Source records

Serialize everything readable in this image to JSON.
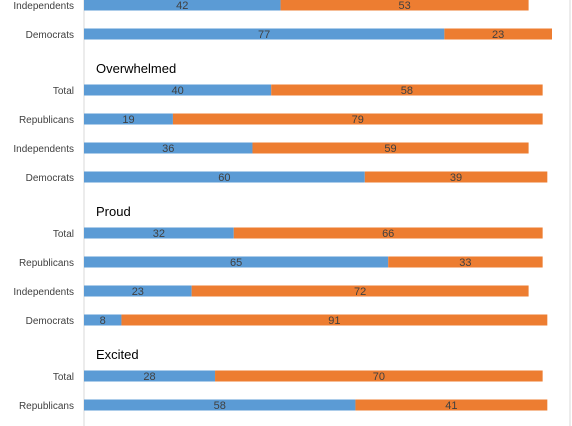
{
  "chart_data": {
    "type": "bar",
    "orientation": "horizontal",
    "stacked": true,
    "grid": false,
    "legend": "none",
    "colors": {
      "first": "#5b9bd5",
      "second": "#ed7d31",
      "axis": "#d9d9d9",
      "label": "#404040"
    },
    "groups": [
      {
        "title": "",
        "rows": [
          {
            "label": "Independents",
            "values": [
              42,
              53
            ]
          },
          {
            "label": "Democrats",
            "values": [
              77,
              23
            ]
          }
        ]
      },
      {
        "title": "Overwhelmed",
        "rows": [
          {
            "label": "Total",
            "values": [
              40,
              58
            ]
          },
          {
            "label": "Republicans",
            "values": [
              19,
              79
            ]
          },
          {
            "label": "Independents",
            "values": [
              36,
              59
            ]
          },
          {
            "label": "Democrats",
            "values": [
              60,
              39
            ]
          }
        ]
      },
      {
        "title": "Proud",
        "rows": [
          {
            "label": "Total",
            "values": [
              32,
              66
            ]
          },
          {
            "label": "Republicans",
            "values": [
              65,
              33
            ]
          },
          {
            "label": "Independents",
            "values": [
              23,
              72
            ]
          },
          {
            "label": "Democrats",
            "values": [
              8,
              91
            ]
          }
        ]
      },
      {
        "title": "Excited",
        "rows": [
          {
            "label": "Total",
            "values": [
              28,
              70
            ]
          },
          {
            "label": "Republicans",
            "values": [
              58,
              41
            ]
          }
        ]
      }
    ]
  }
}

[Exercise] Each line in the records above should be reproduced exactly; images are not copied.

[Written answer]
Serialize everything readable in this image to JSON.
{
  "chart_data": {
    "type": "bar",
    "orientation": "horizontal",
    "stacked": true,
    "grid": false,
    "legend": "none",
    "colors": {
      "first": "#5b9bd5",
      "second": "#ed7d31",
      "axis": "#d9d9d9",
      "label": "#404040"
    },
    "groups": [
      {
        "title": "",
        "rows": [
          {
            "label": "Independents",
            "values": [
              42,
              53
            ]
          },
          {
            "label": "Democrats",
            "values": [
              77,
              23
            ]
          }
        ]
      },
      {
        "title": "Overwhelmed",
        "rows": [
          {
            "label": "Total",
            "values": [
              40,
              58
            ]
          },
          {
            "label": "Republicans",
            "values": [
              19,
              79
            ]
          },
          {
            "label": "Independents",
            "values": [
              36,
              59
            ]
          },
          {
            "label": "Democrats",
            "values": [
              60,
              39
            ]
          }
        ]
      },
      {
        "title": "Proud",
        "rows": [
          {
            "label": "Total",
            "values": [
              32,
              66
            ]
          },
          {
            "label": "Republicans",
            "values": [
              65,
              33
            ]
          },
          {
            "label": "Independents",
            "values": [
              23,
              72
            ]
          },
          {
            "label": "Democrats",
            "values": [
              8,
              91
            ]
          }
        ]
      },
      {
        "title": "Excited",
        "rows": [
          {
            "label": "Total",
            "values": [
              28,
              70
            ]
          },
          {
            "label": "Republicans",
            "values": [
              58,
              41
            ]
          }
        ]
      }
    ]
  }
}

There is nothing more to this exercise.